# DIRECTIONS FOR THIS TASK
Pictures appear in the records below; write out everything else exactly.

Data entries:
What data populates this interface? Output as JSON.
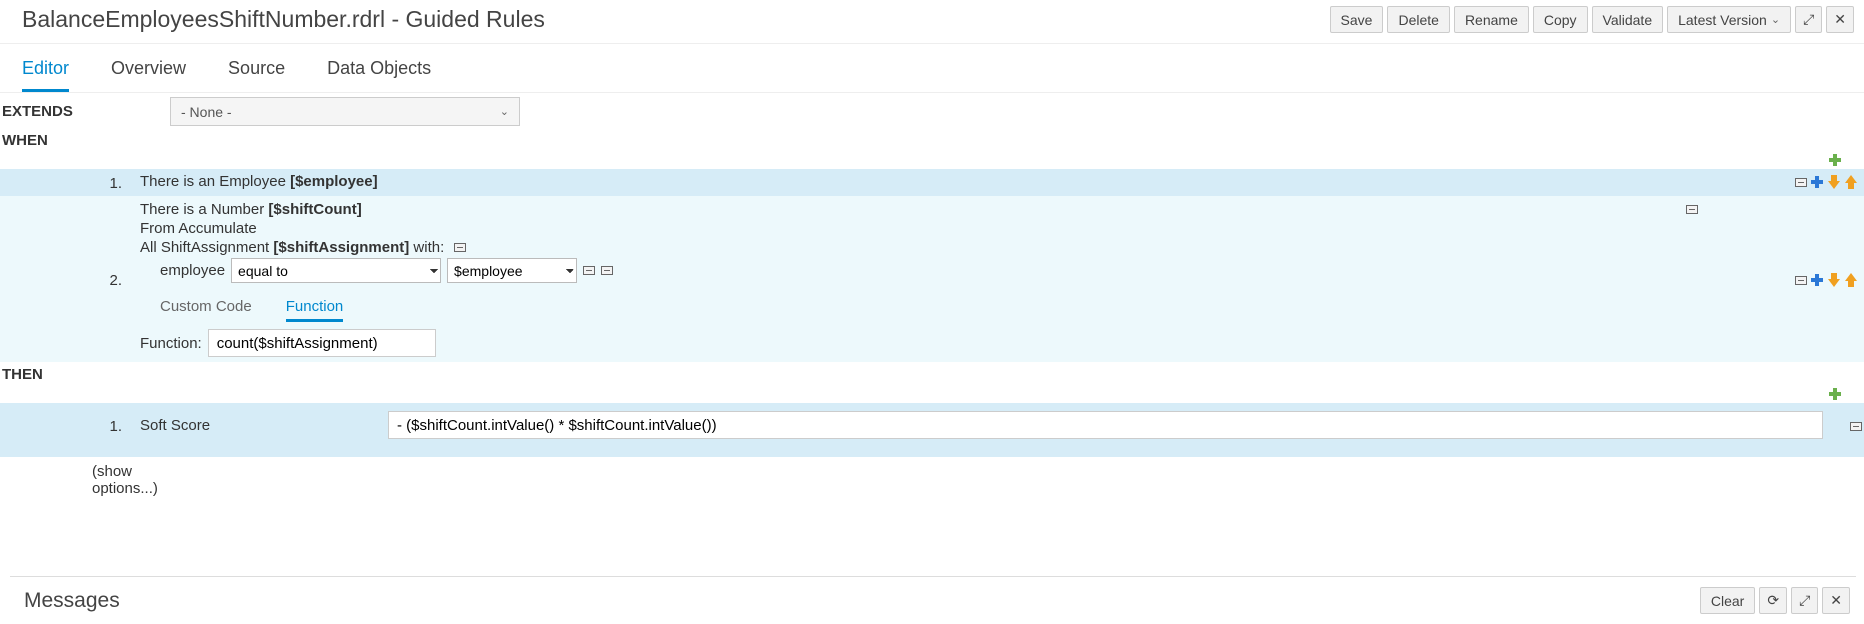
{
  "header": {
    "title": "BalanceEmployeesShiftNumber.rdrl - Guided Rules",
    "buttons": {
      "save": "Save",
      "delete": "Delete",
      "rename": "Rename",
      "copy": "Copy",
      "validate": "Validate",
      "version": "Latest Version"
    }
  },
  "tabs": {
    "editor": "Editor",
    "overview": "Overview",
    "source": "Source",
    "data_objects": "Data Objects"
  },
  "extends": {
    "label": "EXTENDS",
    "value": "- None -"
  },
  "when": {
    "label": "WHEN",
    "items": [
      {
        "num": "1.",
        "text_prefix": "There is an Employee ",
        "binding": "[$employee]"
      },
      {
        "num": "2.",
        "line1_prefix": "There is a Number ",
        "line1_binding": "[$shiftCount]",
        "line2": "From Accumulate",
        "line3_prefix": "All ShiftAssignment ",
        "line3_binding": "[$shiftAssignment]",
        "line3_suffix": " with:",
        "constraint_field": "employee",
        "constraint_op": "equal to",
        "constraint_value": "$employee",
        "sub_tabs": {
          "custom": "Custom Code",
          "function": "Function"
        },
        "func_label": "Function:",
        "func_value": "count($shiftAssignment)"
      }
    ]
  },
  "then": {
    "label": "THEN",
    "items": [
      {
        "num": "1.",
        "label": "Soft Score",
        "value": "- ($shiftCount.intValue() * $shiftCount.intValue())"
      }
    ],
    "show_options": "(show options...)"
  },
  "messages": {
    "title": "Messages",
    "clear": "Clear"
  }
}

# ANSWER TO THIS TASK
What data populates this interface? Output as JSON.
{
  "header": {
    "title": "BalanceEmployeesShiftNumber.rdrl - Guided Rules",
    "buttons": {
      "save": "Save",
      "delete": "Delete",
      "rename": "Rename",
      "copy": "Copy",
      "validate": "Validate",
      "version": "Latest Version"
    }
  },
  "tabs": {
    "editor": "Editor",
    "overview": "Overview",
    "source": "Source",
    "data_objects": "Data Objects"
  },
  "extends": {
    "label": "EXTENDS",
    "value": "- None -"
  },
  "when": {
    "label": "WHEN",
    "items": [
      {
        "num": "1.",
        "text_prefix": "There is an Employee ",
        "binding": "[$employee]"
      },
      {
        "num": "2.",
        "line1_prefix": "There is a Number ",
        "line1_binding": "[$shiftCount]",
        "line2": "From Accumulate",
        "line3_prefix": "All ShiftAssignment ",
        "line3_binding": "[$shiftAssignment]",
        "line3_suffix": " with:",
        "constraint_field": "employee",
        "constraint_op": "equal to",
        "constraint_value": "$employee",
        "sub_tabs": {
          "custom": "Custom Code",
          "function": "Function"
        },
        "func_label": "Function:",
        "func_value": "count($shiftAssignment)"
      }
    ]
  },
  "then": {
    "label": "THEN",
    "items": [
      {
        "num": "1.",
        "label": "Soft Score",
        "value": "- ($shiftCount.intValue() * $shiftCount.intValue())"
      }
    ],
    "show_options": "(show options...)"
  },
  "messages": {
    "title": "Messages",
    "clear": "Clear"
  }
}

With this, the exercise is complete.